'''

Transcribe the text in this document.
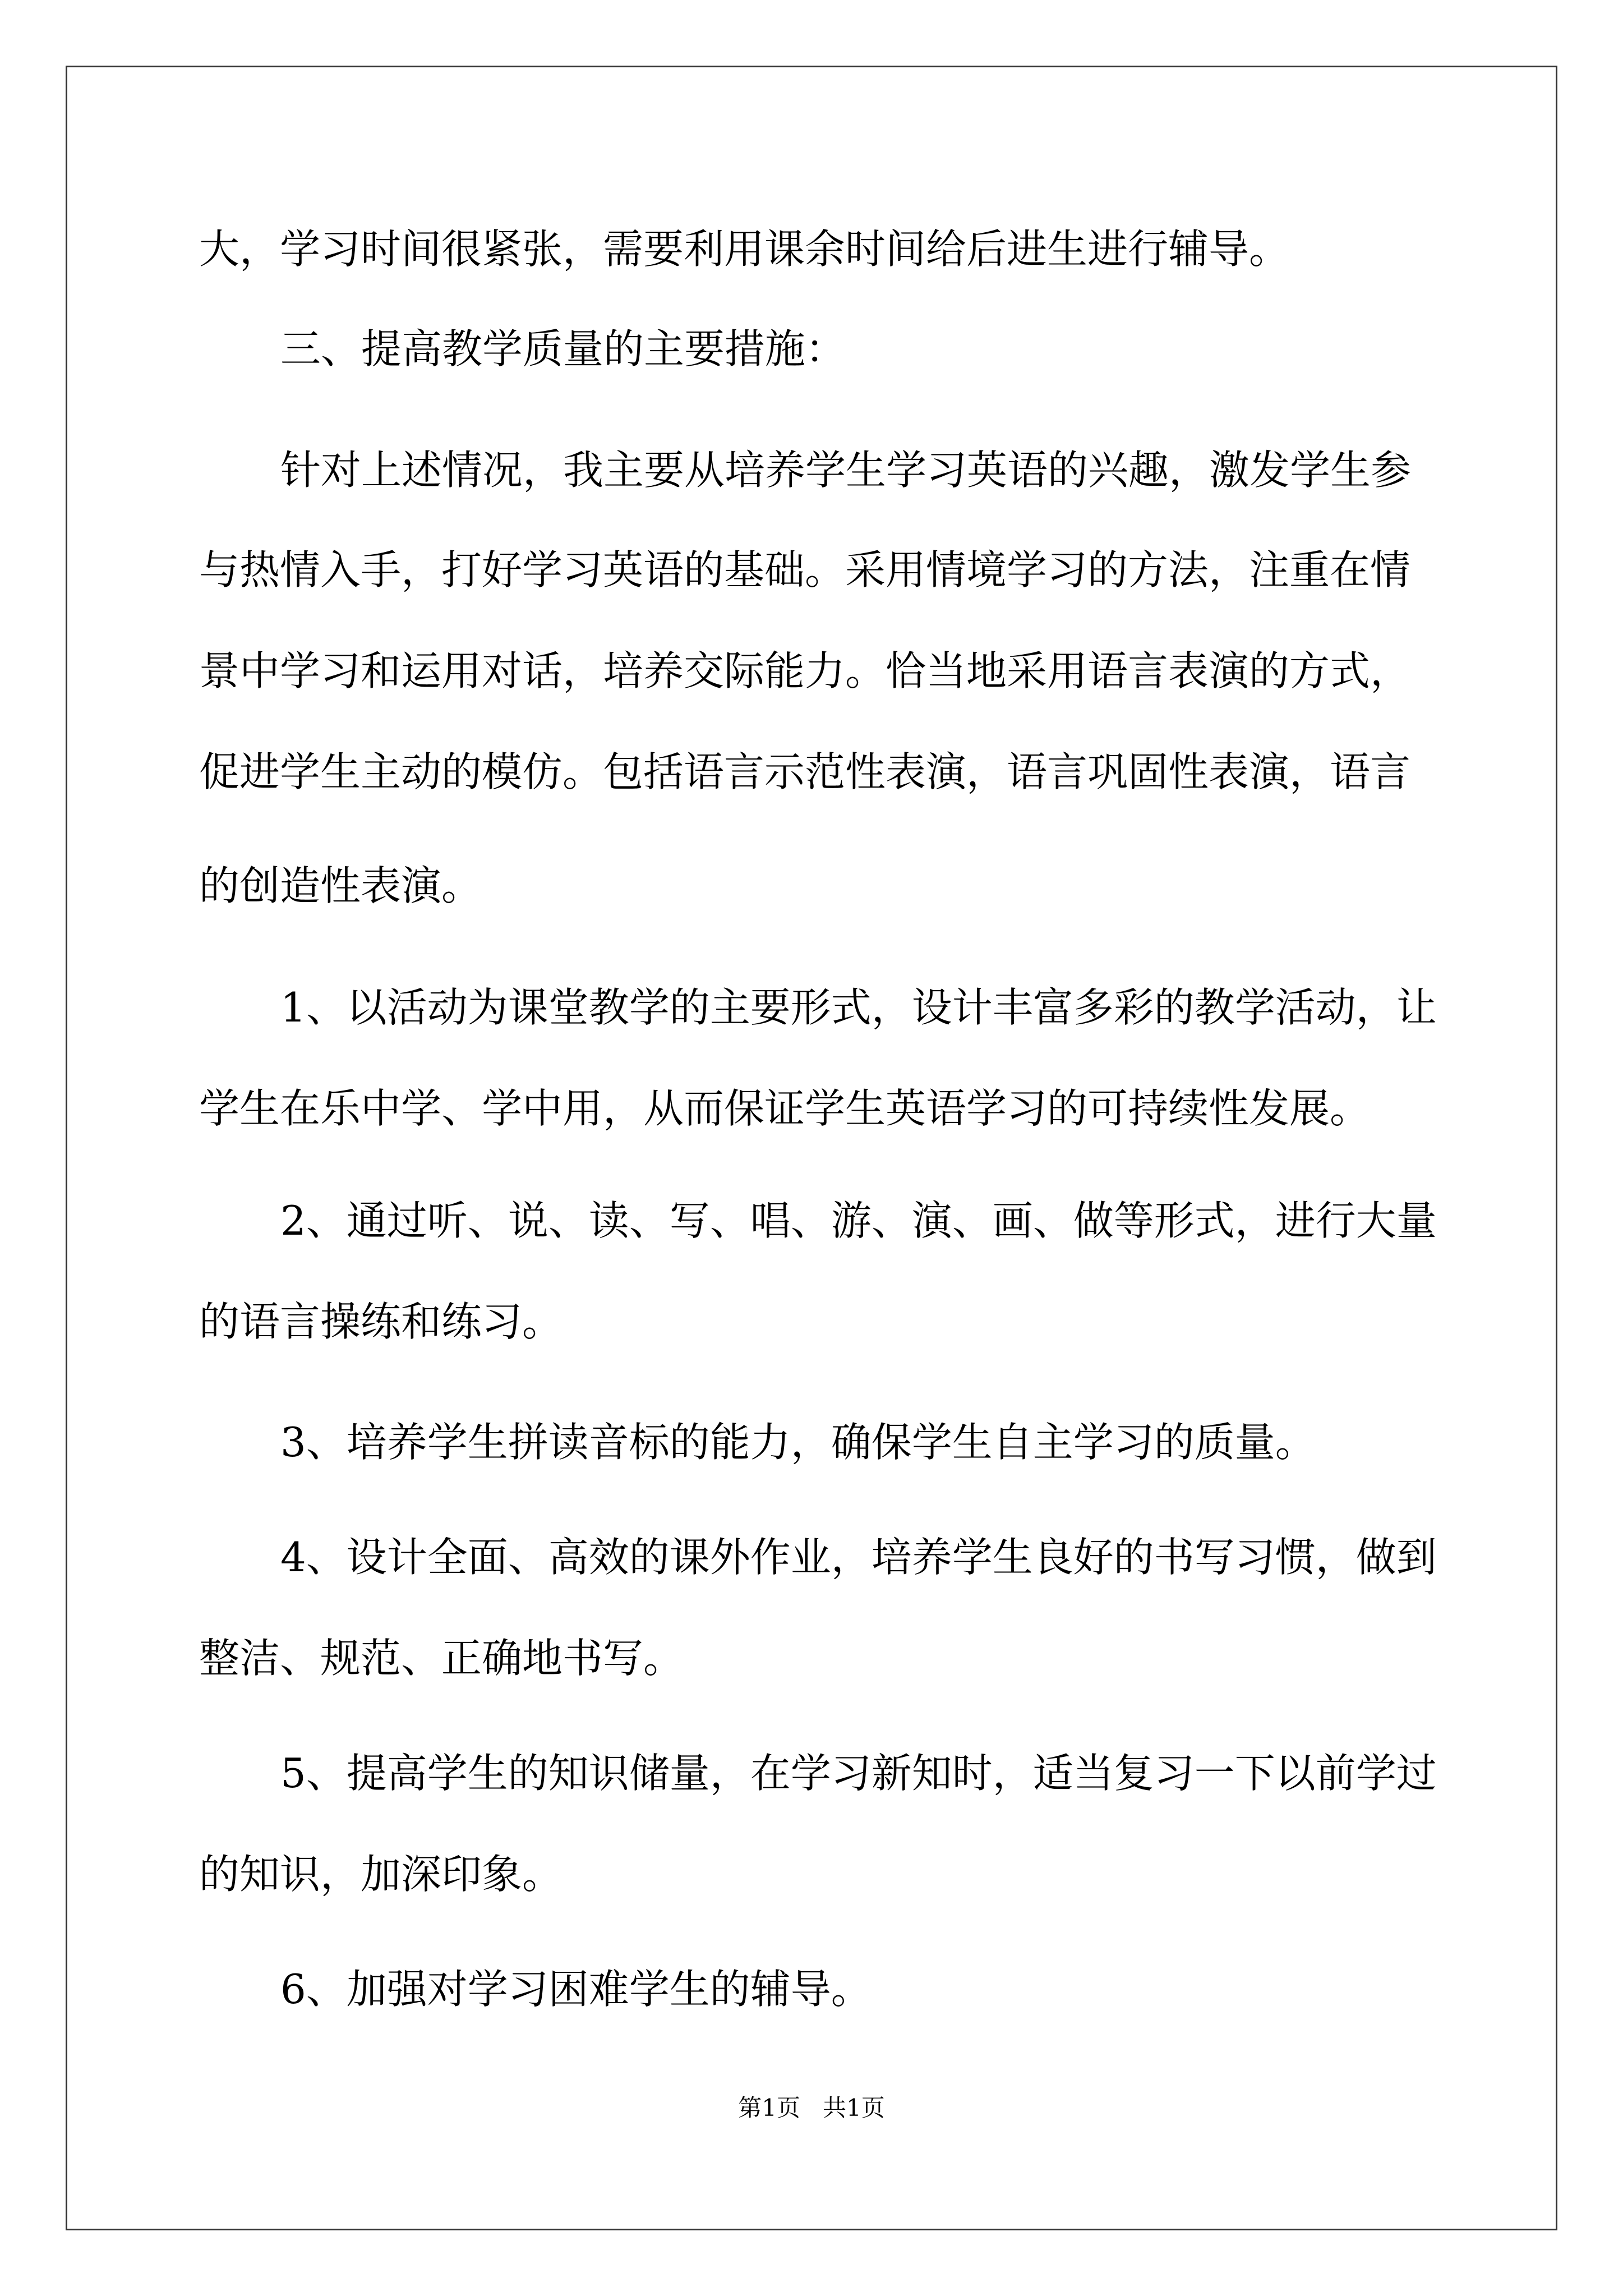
大，学习时间很紧张，需要利用课余时间给后进生进行辅导。

三、提高教学质量的主要措施：

针对上述情况，我主要从培养学生学习英语的兴趣，激发学生参

与热情入手，打好学习英语的基础。采用情境学习的方法，注重在情

景中学习和运用对话，培养交际能力。恰当地采用语言表演的方式，

促进学生主动的模仿。包括语言示范性表演，语言巩固性表演，语言

的创造性表演。

1、以活动为课堂教学的主要形式，设计丰富多彩的教学活动，让

学生在乐中学、学中用，从而保证学生英语学习的可持续性发展。

2、通过听、说、读、写、唱、游、演、画、做等形式，进行大量

的语言操练和练习。

3、培养学生拼读音标的能力，确保学生自主学习的质量。

4、设计全面、高效的课外作业，培养学生良好的书写习惯，做到

整洁、规范、正确地书写。

5、提高学生的知识储量，在学习新知时，适当复习一下以前学过

的知识，加深印象。

6、加强对学习困难学生的辅导。

第1页   共1页
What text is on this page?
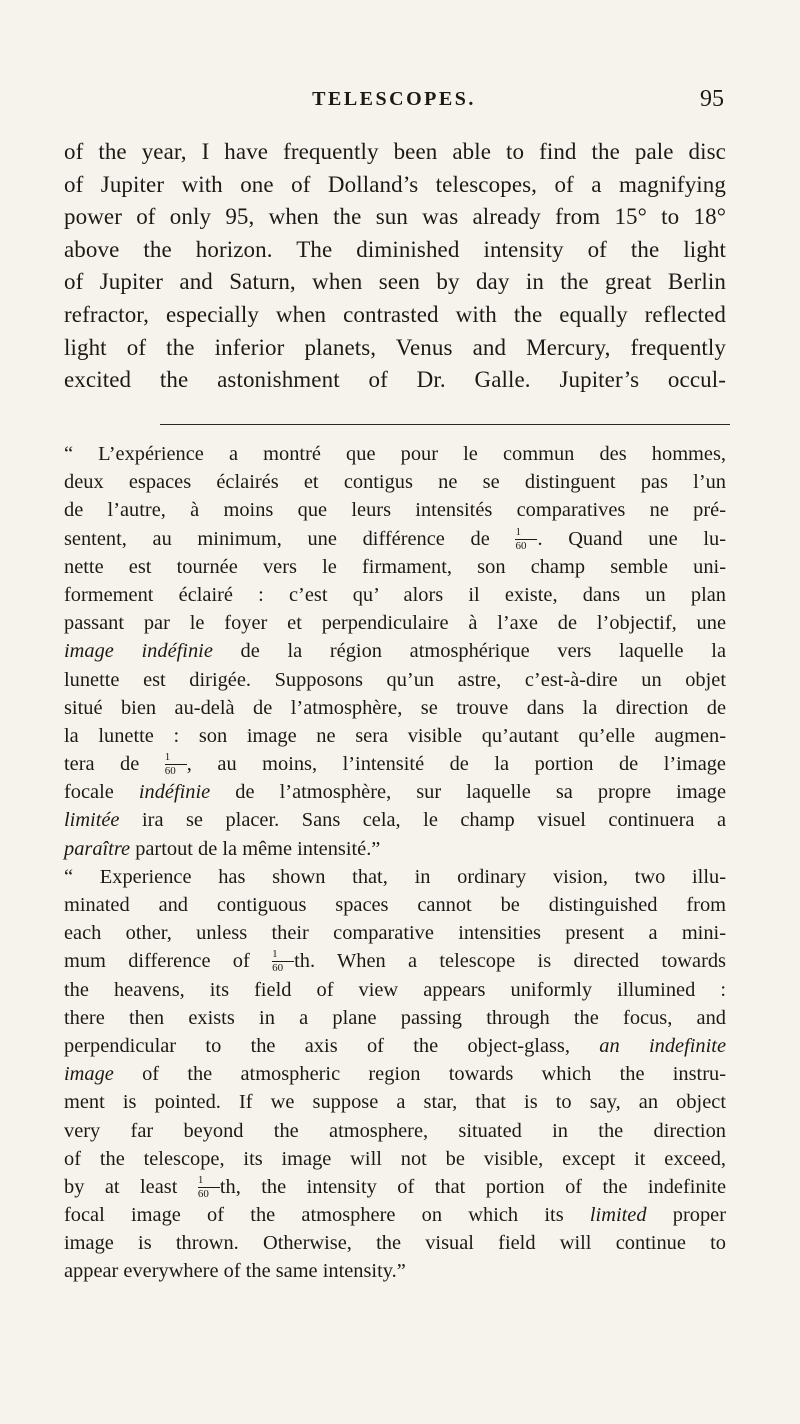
TELESCOPES.	95
of the year, I have frequently been able to find the pale disc
of Jupiter with one of Dolland’s telescopes, of a magnifying
power of only 95, when the sun was already from 15° to 18°
above the horizon. The diminished intensity of the light
of Jupiter and Saturn, when seen by day in the great Berlin
refractor, especially when contrasted with the equally reflected
light of the inferior planets, Venus and Mercury, frequently
excited the astonishment of Dr. Galle. Jupiter’s occul-
“ L’expérience a montré que pour le commun des hommes,
deux espaces éclairés et contigus ne se distinguent pas l’un
de l’autre, à moins que leurs intensités comparatives ne pré-
sentent, au minimum, une différence de $\frac{1}{60}$ . Quand une lu-
nette est tournée vers le firmament, son champ semble uni-
formement éclairé : c’est qu’ alors il existe, dans un plan
passant par le foyer et perpendiculaire à l’axe de l’objectif, une
image indéfinie de la région atmosphérique vers laquelle la
lunette est dirigée. Supposons qu’un astre, c’est-à-dire un objet
situé bien au-delà de l’atmosphère, se trouve dans la direction de
la lunette : son image ne sera visible qu’autant qu’elle augmen-
tera de $\frac{1}{60}$ , au moins, l’intensité de la portion de l’image
focale indéfinie de l’atmosphère, sur laquelle sa propre image
limitée ira se placer. Sans cela, le champ visuel continuera a
paraître partout de la même intensité.”
“ Experience has shown that, in ordinary vision, two illu-
minated and contiguous spaces cannot be distinguished from
each other, unless their comparative intensities present a mini-
mum difference of $\frac{1}{60}$ th. When a telescope is directed towards
the heavens, its field of view appears uniformly illumined :
there then exists in a plane passing through the focus, and
perpendicular to the axis of the object-glass, an indefinite
image of the atmospheric region towards which the instru-
ment is pointed. If we suppose a star, that is to say, an object
very far beyond the atmosphere, situated in the direction
of the telescope, its image will not be visible, except it exceed,
by at least $\frac{1}{60}$ th, the intensity of that portion of the indefinite
focal image of the atmosphere on which its limited proper
image is thrown. Otherwise, the visual field will continue to
appear everywhere of the same intensity.”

'''

Aim:
Restate the data above exactly, stripping out each image.

Task response:
Transcribe the text in this document.
大，学习时间很紧张，需要利用课余时间给后进生进行辅导。

三、提高教学质量的主要措施：

针对上述情况，我主要从培养学生学习英语的兴趣，激发学生参

与热情入手，打好学习英语的基础。采用情境学习的方法，注重在情

景中学习和运用对话，培养交际能力。恰当地采用语言表演的方式，

促进学生主动的模仿。包括语言示范性表演，语言巩固性表演，语言

的创造性表演。

1、以活动为课堂教学的主要形式，设计丰富多彩的教学活动，让

学生在乐中学、学中用，从而保证学生英语学习的可持续性发展。

2、通过听、说、读、写、唱、游、演、画、做等形式，进行大量

的语言操练和练习。

3、培养学生拼读音标的能力，确保学生自主学习的质量。

4、设计全面、高效的课外作业，培养学生良好的书写习惯，做到

整洁、规范、正确地书写。

5、提高学生的知识储量，在学习新知时，适当复习一下以前学过

的知识，加深印象。

6、加强对学习困难学生的辅导。

第1页   共1页
What text is on this page?
TELESCOPES.	95
of the year, I have frequently been able to find the pale disc
of Jupiter with one of Dolland’s telescopes, of a magnifying
power of only 95, when the sun was already from 15° to 18°
above the horizon. The diminished intensity of the light
of Jupiter and Saturn, when seen by day in the great Berlin
refractor, especially when contrasted with the equally reflected
light of the inferior planets, Venus and Mercury, frequently
excited the astonishment of Dr. Galle. Jupiter’s occul-
“ L’expérience a montré que pour le commun des hommes,
deux espaces éclairés et contigus ne se distinguent pas l’un
de l’autre, à moins que leurs intensités comparatives ne pré-
sentent, au minimum, une différence de $\frac{1}{60}$ . Quand une lu-
nette est tournée vers le firmament, son champ semble uni-
formement éclairé : c’est qu’ alors il existe, dans un plan
passant par le foyer et perpendiculaire à l’axe de l’objectif, une
image indéfinie de la région atmosphérique vers laquelle la
lunette est dirigée. Supposons qu’un astre, c’est-à-dire un objet
situé bien au-delà de l’atmosphère, se trouve dans la direction de
la lunette : son image ne sera visible qu’autant qu’elle augmen-
tera de $\frac{1}{60}$ , au moins, l’intensité de la portion de l’image
focale indéfinie de l’atmosphère, sur laquelle sa propre image
limitée ira se placer. Sans cela, le champ visuel continuera a
paraître partout de la même intensité.”
“ Experience has shown that, in ordinary vision, two illu-
minated and contiguous spaces cannot be distinguished from
each other, unless their comparative intensities present a mini-
mum difference of $\frac{1}{60}$ th. When a telescope is directed towards
the heavens, its field of view appears uniformly illumined :
there then exists in a plane passing through the focus, and
perpendicular to the axis of the object-glass, an indefinite
image of the atmospheric region towards which the instru-
ment is pointed. If we suppose a star, that is to say, an object
very far beyond the atmosphere, situated in the direction
of the telescope, its image will not be visible, except it exceed,
by at least $\frac{1}{60}$ th, the intensity of that portion of the indefinite
focal image of the atmosphere on which its limited proper
image is thrown. Otherwise, the visual field will continue to
appear everywhere of the same intensity.”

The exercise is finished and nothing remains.